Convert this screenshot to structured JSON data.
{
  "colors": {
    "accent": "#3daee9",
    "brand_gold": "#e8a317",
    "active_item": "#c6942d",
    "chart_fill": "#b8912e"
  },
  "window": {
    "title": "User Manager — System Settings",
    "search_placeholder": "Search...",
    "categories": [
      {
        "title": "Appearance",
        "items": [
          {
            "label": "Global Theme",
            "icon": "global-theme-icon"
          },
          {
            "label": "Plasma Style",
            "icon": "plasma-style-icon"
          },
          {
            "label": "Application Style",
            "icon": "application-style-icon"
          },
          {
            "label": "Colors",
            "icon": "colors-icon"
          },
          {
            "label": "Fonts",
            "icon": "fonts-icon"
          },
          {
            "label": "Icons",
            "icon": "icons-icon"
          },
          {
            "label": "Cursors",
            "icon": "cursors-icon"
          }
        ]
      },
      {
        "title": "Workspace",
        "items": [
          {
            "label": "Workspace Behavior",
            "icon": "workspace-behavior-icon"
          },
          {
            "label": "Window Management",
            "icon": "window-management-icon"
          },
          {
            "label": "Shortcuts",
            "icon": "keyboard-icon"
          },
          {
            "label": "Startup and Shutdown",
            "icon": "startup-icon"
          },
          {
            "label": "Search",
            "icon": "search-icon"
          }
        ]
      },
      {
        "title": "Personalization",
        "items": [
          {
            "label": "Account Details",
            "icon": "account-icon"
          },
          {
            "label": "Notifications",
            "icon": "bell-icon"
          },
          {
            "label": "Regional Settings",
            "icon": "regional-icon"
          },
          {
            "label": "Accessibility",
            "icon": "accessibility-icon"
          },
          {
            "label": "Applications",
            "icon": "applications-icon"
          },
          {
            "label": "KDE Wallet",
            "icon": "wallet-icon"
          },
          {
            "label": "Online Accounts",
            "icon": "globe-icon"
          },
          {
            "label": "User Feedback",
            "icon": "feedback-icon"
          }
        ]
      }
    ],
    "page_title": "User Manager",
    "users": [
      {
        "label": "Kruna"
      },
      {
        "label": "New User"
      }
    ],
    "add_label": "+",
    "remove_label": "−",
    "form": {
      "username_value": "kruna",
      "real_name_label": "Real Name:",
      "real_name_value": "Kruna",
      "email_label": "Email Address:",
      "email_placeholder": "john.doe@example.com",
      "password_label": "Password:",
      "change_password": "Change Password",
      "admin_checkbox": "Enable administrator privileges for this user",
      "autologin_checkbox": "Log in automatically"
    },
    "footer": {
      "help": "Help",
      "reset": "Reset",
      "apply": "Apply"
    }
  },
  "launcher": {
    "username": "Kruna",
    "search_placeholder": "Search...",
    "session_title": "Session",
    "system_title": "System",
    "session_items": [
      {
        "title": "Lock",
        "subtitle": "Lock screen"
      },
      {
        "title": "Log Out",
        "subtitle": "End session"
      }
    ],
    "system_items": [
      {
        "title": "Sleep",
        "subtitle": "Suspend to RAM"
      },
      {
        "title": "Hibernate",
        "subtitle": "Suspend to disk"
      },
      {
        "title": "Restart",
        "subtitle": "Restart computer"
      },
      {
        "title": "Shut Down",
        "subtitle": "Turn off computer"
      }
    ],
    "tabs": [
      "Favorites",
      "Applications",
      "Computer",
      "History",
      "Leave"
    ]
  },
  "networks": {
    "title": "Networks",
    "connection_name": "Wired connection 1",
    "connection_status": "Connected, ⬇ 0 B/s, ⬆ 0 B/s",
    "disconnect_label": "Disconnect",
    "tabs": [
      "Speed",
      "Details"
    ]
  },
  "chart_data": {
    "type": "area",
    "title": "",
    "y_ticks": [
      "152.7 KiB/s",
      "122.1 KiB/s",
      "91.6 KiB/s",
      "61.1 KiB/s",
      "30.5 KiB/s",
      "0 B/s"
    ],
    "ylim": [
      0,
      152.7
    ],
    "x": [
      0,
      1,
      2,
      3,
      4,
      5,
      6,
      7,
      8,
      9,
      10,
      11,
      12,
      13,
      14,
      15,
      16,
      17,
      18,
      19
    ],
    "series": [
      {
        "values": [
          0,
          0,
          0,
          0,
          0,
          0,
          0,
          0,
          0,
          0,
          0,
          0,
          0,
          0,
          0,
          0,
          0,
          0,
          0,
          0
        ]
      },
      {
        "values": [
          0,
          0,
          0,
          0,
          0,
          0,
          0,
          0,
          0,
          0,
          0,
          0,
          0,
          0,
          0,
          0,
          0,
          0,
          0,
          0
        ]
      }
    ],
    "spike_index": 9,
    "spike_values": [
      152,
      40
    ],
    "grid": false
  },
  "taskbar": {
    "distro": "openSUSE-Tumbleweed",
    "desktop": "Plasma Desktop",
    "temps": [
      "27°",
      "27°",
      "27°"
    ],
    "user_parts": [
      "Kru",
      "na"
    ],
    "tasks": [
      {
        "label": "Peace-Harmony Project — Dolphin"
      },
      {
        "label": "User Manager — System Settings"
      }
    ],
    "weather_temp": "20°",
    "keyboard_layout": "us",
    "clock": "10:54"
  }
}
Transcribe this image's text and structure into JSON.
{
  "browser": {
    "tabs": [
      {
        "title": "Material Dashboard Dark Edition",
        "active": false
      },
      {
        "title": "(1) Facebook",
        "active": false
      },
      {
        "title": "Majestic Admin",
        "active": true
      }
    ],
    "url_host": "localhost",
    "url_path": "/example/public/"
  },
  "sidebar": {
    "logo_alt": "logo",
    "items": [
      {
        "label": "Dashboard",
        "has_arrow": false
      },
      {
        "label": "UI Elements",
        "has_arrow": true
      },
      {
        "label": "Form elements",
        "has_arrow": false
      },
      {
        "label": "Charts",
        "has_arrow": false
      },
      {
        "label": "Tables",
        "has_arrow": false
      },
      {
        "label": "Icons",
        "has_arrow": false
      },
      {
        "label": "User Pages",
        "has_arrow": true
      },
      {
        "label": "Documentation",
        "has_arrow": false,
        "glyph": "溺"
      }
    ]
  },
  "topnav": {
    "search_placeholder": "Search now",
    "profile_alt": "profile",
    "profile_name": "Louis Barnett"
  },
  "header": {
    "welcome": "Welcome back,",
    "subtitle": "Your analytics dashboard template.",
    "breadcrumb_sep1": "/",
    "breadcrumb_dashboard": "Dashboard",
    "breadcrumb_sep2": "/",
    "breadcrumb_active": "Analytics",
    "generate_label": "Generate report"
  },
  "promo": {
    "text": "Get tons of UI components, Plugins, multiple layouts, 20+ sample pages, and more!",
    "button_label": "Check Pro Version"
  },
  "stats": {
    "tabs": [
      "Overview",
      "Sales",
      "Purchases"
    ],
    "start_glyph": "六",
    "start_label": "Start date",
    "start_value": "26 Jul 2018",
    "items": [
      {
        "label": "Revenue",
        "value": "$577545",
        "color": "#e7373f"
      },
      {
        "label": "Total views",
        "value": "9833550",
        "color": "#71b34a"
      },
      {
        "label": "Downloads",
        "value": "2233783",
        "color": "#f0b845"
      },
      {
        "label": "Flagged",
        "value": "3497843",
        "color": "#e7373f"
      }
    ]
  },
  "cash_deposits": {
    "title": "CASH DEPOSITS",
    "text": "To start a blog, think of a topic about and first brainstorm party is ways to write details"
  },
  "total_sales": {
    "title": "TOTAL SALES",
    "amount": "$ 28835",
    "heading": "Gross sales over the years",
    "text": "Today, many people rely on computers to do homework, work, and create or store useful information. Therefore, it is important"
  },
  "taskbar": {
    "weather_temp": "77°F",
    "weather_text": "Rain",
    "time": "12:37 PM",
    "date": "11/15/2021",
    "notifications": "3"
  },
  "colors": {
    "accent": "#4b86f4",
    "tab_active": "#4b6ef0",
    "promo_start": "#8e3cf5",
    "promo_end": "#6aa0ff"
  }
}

§

Copy, from the material, each line that holds the string "this".

Convert this screenshot to structured JSON data.
      "admin_checkbox": "Enable administrator privileges for this user",
Transcribe this image's text and structure into JSON.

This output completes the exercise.